A lo largo de las últimas décadas, se ha venido poniendo de relieve ?aunque, quizás, más en la reflexión doctrinal que en la vida? la dimensión teologal y contemplativa de la vida religiosa1. Hay que recordar que lo teologal añade a lo simplemente teológico la inmediatez. Y que la consagración religiosa, que es, ante todo, "una acción divina" (EE 5), porque es Dios mismo quien consagra, se caracteriza precisamente, por parte del hombre, por ser una entrega total e inmediata ?directa, sin rodeos, de tú a Tú? a Dios. No es una entrega exclusiva, como se repite inconsideradamente, incluso en algunos documentos del magisterio. Pero, tampoco es, hablando con propiedad, una entrega al culto o al servicio de Dios, sino a Dios mismo. Por eso, la profesión religiosa es un acto de las virtudes teologales, más que de la virtud moral de la religión.
La primera dimensión del misterio y de la vida de Jesús es, sin duda, su inmediata y total referencia al Padre. Jesús está y vive cautivado por el Padre, centrado absolutamente en el Padre, enamorado del Padre, prendido y prendado del Padre, en dependencia filial y amorosa del Padre, absorbido por la voluntad del Padre, en viva y permanente comunión y comunicación con el Padre. Su virginidad, su obediencia y su pobreza tienen, ante todo, esta dimensión teologal: Son el grito existencial de su Filiación. (Esto resalta clamorosamente en todas las páginas del Evangelio, principalmente en el Evangelio según San Juan).

—————

## TU TAREA
1/ Di si cada afirmación coincide con el texto sobre la vida religiosa. Contesta sí o no y cita literalmente las palabras del texto que lo deciden.
(a) La consagración religiosa es una entrega exclusiva a Dios.
(b) La profesión religiosa es un acto de las virtudes teologales más que de la virtud moral de la religión.
(c) La referencia de Jesús al Padre resalta principalmente en el Evangelio según San Marcos.
2/ Prolonga el texto sobre la vida religiosa a partir de su última oración.
Los ítems son material independiente del texto sobre la vida religiosa.

—————

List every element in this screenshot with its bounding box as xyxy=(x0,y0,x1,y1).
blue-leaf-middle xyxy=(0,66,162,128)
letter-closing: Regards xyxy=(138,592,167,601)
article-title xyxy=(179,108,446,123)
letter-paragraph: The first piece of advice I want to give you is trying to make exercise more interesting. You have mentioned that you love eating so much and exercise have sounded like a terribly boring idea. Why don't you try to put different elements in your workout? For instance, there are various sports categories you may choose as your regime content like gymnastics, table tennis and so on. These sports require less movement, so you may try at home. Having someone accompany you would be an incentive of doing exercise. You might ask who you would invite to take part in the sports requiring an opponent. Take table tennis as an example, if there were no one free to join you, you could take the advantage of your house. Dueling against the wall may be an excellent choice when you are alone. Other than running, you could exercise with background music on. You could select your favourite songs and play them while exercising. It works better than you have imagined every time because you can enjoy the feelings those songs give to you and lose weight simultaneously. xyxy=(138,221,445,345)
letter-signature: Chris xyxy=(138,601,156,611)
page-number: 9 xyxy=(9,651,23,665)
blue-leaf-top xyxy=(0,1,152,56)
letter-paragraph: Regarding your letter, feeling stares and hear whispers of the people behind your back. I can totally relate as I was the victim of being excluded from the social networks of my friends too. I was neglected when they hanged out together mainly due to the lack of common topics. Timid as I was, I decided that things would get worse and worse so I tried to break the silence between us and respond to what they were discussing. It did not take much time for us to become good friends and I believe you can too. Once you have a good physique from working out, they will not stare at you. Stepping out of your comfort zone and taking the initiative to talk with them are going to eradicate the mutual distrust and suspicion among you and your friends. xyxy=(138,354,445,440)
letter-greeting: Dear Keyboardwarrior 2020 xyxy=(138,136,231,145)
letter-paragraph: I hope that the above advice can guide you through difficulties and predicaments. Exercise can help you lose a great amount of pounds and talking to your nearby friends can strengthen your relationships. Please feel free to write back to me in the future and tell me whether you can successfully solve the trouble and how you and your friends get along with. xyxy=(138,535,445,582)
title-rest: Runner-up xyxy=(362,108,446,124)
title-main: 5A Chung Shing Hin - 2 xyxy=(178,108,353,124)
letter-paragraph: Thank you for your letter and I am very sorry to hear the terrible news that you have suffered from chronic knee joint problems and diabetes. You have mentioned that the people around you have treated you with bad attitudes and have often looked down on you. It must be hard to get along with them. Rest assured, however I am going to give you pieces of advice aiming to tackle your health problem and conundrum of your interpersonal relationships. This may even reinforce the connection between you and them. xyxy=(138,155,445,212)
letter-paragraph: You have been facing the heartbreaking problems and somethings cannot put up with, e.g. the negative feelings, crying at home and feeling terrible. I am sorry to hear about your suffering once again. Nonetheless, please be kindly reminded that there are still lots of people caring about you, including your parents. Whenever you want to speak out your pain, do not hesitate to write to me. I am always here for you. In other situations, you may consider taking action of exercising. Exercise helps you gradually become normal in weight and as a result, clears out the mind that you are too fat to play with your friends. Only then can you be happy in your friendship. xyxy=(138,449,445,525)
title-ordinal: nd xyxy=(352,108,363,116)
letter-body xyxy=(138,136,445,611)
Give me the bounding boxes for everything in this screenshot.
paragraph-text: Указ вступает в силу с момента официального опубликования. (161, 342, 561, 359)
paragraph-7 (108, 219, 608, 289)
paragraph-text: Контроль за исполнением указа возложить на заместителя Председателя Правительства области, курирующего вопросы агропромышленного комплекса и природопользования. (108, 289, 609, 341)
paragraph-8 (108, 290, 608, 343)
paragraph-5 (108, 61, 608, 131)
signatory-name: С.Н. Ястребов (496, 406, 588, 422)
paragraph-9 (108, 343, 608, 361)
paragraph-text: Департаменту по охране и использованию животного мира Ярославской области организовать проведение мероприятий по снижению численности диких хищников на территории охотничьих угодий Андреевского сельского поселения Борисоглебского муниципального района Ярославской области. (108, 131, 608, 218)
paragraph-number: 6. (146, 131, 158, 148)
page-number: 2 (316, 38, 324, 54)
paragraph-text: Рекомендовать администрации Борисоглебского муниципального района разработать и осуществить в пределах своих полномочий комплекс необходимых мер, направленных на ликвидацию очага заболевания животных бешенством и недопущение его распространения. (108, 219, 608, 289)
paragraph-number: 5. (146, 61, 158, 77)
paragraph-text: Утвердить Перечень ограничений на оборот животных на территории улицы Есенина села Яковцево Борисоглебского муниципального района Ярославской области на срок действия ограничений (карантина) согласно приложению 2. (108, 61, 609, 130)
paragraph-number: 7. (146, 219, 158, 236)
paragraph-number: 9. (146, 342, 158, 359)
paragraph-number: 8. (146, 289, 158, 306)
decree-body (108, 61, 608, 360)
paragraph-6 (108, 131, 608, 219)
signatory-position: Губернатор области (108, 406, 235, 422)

—————

## RESPUESTAS
1/
(a) No: "No es una entrega exclusiva, como se repite inconsideradamente, incluso en algunos documentos del magisterio."
(b) Sí: "la profesión religiosa es un acto de las virtudes teologales, más que de la virtud moral de la religión."
(c) No: "principalmente en el Evangelio según San Juan".

2/
Si los religiosos queremos, de verdad, seguir e imitar evangélicamente a Jesucristo, tenemos que destacar, en primer lugar, la dimensión teologal-contemplativa de nuestra vida. Por eso, se ha dicho acertadamente: "El primer paso concreto que el Espíritu quiere que hagamos es una opción radical por Dios"2. La auténtica vida consagrada sólo puede brotar, en última instancia, de la inviolable certidumbre de ser amados por Dios con amor personal e infinito. Desde esta inviolable certidumbre, convertida en experiencia viva, surge la necesidad de dar una respuesta de amor apasionado, que se traduce en opción radical por ese mimo Dios, que es Amor y que nos ama. Su amor -que es no sólo anterior al nuestro, sino también causa y principio de nuestro mismo amor3– nos hace responsables, en cuanto que nos capacita para responder y nos urge a responder. "Amamos nosotros, dice Juan, porque él fue el primero en amarnos" (l Jn 4, 19). Y es Jesús la máxima epifanía y la suprema demostración del Amor que Dios es y del Amor que Dios nos tiene. Por eso, "Cristo da a la persona dos certezas fundamentales la de ser amada infinitamente y la de poder amar sin límites" (VFC 22). Y "proclama, a través de la cruz, que no se puede dudar de ser amados por el Amor" (VFC 37).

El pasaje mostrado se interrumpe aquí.